• **Short exercise**
Pull out every line below that contains the word "this".
**** Extracted material
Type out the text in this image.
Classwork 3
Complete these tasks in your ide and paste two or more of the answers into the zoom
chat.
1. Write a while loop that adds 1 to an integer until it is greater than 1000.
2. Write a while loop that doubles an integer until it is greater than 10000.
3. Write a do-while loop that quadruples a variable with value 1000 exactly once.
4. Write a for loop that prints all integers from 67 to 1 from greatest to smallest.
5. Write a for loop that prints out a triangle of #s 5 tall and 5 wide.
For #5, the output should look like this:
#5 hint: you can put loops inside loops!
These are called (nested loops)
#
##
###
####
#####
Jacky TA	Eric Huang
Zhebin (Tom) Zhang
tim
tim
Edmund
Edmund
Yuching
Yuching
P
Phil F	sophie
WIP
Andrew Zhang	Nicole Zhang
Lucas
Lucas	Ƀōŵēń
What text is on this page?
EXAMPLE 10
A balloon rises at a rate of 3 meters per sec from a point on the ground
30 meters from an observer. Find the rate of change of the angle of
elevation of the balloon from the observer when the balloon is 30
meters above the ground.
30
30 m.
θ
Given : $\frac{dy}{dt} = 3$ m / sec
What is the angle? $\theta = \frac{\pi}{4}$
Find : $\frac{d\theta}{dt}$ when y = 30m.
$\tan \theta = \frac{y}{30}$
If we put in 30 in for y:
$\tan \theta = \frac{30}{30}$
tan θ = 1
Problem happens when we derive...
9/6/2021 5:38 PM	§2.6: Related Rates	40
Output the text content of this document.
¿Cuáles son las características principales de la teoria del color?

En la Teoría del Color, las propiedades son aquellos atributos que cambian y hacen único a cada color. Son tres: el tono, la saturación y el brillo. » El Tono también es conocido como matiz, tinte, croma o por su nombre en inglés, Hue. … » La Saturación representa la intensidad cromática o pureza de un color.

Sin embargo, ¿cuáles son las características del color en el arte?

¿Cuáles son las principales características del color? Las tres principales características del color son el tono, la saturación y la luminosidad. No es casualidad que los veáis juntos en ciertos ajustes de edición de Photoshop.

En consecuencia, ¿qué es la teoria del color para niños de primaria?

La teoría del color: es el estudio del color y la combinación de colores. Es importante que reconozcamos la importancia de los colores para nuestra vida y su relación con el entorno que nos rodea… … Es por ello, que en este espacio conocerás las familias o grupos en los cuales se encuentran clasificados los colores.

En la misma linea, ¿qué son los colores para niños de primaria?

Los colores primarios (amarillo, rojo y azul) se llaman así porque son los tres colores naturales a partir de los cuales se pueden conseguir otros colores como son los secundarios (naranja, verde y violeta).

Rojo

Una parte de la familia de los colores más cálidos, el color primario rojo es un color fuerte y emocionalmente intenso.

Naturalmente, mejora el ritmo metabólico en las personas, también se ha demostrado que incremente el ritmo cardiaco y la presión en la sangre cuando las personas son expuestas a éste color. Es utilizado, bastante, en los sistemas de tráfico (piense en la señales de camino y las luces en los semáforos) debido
********
• **Answer in full**
Type out the text in this image.
For #5, the output should look like this:
What text is on this page?
Output the text content of this document.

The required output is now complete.